▸ **Given exercise**:
Select all lines holding the word "rgba" from the entries that follow.
═══ Given records
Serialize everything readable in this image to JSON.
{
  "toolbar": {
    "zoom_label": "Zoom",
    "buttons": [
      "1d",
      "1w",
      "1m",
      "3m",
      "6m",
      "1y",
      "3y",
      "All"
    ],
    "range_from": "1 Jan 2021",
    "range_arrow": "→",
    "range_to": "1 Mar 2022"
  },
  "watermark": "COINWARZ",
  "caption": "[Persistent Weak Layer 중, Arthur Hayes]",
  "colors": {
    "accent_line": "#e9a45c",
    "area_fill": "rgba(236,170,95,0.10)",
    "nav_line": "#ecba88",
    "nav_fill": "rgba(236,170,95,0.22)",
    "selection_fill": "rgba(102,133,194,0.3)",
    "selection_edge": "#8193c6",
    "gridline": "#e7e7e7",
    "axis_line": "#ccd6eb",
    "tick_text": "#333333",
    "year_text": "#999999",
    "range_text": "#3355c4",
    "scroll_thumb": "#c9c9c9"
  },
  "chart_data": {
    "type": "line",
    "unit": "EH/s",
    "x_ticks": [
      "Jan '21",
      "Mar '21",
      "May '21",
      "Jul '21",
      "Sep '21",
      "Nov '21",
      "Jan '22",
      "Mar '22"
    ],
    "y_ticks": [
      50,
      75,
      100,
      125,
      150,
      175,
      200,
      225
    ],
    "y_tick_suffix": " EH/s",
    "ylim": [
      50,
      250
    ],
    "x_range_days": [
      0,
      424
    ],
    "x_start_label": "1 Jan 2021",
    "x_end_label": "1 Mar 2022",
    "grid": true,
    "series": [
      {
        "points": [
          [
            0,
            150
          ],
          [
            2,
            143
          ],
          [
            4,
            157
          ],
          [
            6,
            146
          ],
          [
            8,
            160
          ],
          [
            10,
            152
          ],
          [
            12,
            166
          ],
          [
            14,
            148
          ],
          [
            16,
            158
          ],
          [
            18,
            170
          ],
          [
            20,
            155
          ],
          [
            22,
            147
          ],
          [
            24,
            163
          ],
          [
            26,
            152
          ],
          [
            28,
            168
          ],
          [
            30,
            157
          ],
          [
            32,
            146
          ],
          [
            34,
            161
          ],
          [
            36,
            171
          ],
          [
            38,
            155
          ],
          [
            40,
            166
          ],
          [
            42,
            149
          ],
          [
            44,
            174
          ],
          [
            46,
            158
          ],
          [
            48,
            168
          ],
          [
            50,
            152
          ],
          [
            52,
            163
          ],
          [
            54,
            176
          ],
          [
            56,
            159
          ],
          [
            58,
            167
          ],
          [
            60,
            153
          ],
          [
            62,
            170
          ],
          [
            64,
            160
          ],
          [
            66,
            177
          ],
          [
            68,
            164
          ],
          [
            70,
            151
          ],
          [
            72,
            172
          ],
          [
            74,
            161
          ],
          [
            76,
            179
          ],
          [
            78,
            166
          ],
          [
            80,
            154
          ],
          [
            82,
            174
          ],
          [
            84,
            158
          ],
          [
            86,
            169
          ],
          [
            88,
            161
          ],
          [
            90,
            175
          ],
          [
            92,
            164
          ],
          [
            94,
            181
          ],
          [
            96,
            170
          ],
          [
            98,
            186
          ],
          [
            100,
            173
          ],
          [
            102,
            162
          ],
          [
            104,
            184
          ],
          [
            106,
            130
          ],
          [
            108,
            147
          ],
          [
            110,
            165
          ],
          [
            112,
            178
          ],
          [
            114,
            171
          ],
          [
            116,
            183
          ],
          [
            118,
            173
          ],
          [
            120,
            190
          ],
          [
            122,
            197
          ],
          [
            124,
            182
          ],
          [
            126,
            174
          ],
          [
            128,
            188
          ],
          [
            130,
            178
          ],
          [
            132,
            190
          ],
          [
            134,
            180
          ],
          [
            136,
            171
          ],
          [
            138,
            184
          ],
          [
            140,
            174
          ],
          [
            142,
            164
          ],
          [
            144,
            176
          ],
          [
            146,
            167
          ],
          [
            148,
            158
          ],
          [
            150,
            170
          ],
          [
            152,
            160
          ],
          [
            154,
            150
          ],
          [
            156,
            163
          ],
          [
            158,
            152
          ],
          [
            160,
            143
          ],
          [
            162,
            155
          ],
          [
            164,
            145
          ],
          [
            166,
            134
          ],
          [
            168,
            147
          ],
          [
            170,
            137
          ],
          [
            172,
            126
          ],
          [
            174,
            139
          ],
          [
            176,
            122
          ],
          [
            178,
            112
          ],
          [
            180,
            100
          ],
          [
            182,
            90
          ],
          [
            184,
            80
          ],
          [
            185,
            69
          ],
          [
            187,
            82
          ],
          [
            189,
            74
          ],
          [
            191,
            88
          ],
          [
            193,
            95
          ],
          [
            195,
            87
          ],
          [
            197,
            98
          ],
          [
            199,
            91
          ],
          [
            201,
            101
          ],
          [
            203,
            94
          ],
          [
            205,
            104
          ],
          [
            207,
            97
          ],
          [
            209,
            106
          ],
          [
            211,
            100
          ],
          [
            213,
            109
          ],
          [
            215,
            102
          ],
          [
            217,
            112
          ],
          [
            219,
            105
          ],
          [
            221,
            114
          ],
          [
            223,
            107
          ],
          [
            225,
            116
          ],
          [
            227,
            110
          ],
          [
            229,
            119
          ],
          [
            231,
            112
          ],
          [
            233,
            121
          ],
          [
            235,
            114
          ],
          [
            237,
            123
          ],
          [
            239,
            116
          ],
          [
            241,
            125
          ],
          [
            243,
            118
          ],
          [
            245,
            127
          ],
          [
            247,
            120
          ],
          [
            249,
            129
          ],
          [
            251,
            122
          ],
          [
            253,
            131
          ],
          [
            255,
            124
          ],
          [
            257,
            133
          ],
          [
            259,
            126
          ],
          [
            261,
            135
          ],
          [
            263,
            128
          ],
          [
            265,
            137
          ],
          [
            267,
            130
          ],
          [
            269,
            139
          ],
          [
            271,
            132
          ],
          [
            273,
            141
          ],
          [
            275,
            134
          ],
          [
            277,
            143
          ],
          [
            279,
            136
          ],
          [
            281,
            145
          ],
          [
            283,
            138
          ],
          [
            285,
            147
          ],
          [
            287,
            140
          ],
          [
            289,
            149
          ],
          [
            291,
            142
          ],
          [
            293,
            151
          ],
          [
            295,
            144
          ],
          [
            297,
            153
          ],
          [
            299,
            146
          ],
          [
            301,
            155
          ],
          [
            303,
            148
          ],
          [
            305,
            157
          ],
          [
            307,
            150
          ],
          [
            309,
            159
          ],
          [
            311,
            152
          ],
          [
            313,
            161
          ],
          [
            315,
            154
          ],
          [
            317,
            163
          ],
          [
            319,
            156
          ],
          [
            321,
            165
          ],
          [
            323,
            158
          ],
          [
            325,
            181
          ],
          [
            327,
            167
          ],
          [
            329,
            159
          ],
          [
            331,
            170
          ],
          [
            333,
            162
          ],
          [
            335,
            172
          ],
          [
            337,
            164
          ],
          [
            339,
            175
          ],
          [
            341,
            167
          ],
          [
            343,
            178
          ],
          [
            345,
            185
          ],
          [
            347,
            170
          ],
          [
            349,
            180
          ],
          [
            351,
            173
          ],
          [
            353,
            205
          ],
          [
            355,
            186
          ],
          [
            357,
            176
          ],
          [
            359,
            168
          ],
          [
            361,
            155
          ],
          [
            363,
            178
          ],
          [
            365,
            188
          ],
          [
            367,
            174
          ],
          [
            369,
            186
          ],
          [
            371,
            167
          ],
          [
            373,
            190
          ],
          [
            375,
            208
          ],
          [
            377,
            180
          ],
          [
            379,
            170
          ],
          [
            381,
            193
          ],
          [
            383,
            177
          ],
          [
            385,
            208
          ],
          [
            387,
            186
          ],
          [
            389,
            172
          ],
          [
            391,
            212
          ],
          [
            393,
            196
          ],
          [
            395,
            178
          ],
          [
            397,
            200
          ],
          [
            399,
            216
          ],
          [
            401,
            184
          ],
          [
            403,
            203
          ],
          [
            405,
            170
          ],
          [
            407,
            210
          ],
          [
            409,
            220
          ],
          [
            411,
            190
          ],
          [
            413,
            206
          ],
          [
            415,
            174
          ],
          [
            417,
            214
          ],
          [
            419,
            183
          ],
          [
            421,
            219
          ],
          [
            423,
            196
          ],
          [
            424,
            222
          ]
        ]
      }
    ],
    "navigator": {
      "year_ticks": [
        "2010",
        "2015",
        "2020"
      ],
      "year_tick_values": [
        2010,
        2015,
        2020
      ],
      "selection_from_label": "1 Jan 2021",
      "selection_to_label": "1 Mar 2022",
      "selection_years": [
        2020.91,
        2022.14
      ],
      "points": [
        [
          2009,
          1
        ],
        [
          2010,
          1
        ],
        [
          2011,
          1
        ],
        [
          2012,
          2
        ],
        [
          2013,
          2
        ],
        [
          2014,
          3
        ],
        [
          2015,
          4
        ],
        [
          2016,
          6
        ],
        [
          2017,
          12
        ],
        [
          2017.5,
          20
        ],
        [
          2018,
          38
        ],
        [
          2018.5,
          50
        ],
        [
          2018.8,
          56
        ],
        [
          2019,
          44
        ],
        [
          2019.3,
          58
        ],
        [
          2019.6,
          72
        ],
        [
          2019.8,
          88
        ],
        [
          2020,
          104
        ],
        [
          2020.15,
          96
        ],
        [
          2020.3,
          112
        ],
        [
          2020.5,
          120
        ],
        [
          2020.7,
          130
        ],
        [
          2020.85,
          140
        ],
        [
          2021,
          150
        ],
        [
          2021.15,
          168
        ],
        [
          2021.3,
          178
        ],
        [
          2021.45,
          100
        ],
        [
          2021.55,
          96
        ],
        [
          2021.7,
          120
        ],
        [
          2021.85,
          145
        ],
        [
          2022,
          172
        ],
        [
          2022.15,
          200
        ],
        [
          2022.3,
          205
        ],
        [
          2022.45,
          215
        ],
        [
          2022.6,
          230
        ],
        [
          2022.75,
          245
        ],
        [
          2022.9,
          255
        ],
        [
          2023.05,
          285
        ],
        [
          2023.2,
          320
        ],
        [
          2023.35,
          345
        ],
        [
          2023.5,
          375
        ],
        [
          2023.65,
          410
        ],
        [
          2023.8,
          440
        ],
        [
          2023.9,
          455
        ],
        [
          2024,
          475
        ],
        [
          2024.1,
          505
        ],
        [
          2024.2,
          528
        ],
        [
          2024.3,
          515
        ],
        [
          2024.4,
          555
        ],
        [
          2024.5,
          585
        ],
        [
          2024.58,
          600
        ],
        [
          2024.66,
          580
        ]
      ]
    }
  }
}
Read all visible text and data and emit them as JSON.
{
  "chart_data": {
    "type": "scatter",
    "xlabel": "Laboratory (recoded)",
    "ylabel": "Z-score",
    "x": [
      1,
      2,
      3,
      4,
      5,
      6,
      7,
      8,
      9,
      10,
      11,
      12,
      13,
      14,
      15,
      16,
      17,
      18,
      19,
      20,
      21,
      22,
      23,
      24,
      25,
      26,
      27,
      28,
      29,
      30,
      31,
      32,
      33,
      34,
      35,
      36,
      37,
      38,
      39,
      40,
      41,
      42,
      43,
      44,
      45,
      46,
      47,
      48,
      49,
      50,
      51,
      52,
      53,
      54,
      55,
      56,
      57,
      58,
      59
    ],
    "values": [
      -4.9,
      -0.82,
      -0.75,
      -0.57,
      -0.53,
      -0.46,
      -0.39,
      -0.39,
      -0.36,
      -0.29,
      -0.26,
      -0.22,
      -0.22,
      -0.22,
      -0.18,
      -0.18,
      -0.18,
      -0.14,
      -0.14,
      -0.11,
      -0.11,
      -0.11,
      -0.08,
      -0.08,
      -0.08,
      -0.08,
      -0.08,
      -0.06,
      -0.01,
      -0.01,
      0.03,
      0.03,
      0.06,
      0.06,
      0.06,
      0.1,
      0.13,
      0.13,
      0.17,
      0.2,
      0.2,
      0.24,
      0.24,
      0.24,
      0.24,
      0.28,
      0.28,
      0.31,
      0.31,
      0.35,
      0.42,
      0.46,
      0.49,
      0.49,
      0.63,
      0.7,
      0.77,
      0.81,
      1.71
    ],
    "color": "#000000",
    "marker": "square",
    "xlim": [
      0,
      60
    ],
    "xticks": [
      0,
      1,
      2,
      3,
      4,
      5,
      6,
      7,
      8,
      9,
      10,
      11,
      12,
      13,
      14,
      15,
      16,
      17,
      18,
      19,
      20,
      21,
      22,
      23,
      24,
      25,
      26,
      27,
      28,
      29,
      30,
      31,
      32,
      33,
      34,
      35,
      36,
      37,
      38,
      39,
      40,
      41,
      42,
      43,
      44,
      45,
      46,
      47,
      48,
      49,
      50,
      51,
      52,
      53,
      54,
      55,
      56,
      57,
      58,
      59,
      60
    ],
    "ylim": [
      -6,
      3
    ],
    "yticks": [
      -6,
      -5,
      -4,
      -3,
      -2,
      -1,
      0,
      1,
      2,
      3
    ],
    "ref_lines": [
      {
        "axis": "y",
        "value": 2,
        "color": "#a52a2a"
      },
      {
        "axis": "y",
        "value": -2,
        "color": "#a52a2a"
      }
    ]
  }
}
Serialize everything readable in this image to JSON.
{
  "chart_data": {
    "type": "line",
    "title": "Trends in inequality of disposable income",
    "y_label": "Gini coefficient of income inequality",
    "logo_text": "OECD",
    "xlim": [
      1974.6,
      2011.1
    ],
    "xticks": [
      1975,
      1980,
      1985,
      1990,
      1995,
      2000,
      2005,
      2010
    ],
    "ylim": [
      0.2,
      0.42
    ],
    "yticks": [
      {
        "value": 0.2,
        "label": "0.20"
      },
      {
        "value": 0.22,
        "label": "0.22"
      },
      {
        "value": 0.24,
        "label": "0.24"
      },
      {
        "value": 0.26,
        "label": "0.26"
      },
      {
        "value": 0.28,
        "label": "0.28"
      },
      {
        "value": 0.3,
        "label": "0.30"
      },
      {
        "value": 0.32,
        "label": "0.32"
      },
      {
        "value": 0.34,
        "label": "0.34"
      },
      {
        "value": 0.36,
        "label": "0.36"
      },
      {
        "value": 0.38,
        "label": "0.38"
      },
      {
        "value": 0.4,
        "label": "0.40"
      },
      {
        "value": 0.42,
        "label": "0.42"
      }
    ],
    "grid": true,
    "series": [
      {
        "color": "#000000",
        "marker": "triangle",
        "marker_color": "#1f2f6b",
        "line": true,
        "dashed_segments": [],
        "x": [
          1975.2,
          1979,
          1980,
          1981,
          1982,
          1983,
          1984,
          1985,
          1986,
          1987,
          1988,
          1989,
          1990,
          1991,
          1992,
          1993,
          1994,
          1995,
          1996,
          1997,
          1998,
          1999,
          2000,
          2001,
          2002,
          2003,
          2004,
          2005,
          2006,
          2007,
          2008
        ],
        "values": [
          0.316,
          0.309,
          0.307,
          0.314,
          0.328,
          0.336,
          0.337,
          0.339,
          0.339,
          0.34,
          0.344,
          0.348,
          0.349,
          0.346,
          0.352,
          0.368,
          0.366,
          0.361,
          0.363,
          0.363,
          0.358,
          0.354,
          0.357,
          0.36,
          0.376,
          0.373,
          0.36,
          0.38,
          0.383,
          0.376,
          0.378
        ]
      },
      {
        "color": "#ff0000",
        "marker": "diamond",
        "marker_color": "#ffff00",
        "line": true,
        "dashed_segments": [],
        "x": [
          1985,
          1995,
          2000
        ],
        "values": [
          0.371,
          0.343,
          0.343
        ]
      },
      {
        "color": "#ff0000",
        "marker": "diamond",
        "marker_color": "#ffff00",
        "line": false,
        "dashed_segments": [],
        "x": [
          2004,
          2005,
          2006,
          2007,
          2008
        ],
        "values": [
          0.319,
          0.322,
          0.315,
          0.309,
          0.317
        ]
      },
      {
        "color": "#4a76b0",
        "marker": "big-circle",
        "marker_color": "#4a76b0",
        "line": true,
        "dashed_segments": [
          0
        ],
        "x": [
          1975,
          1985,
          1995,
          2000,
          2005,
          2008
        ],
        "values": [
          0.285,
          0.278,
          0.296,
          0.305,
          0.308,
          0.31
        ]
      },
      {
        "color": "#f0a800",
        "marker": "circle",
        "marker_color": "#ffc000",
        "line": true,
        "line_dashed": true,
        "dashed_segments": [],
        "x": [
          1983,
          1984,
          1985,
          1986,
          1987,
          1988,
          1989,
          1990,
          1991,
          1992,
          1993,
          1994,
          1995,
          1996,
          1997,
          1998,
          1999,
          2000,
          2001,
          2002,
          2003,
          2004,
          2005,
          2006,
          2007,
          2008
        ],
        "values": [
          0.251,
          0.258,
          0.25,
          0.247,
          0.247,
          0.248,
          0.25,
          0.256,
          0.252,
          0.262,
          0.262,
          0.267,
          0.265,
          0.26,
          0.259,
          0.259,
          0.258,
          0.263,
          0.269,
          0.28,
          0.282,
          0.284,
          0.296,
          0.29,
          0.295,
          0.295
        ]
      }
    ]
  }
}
══════
▸ **Task result**:
    "area_fill": "rgba(236,170,95,0.10)",
    "nav_fill": "rgba(236,170,95,0.22)",
    "selection_fill": "rgba(102,133,194,0.3)",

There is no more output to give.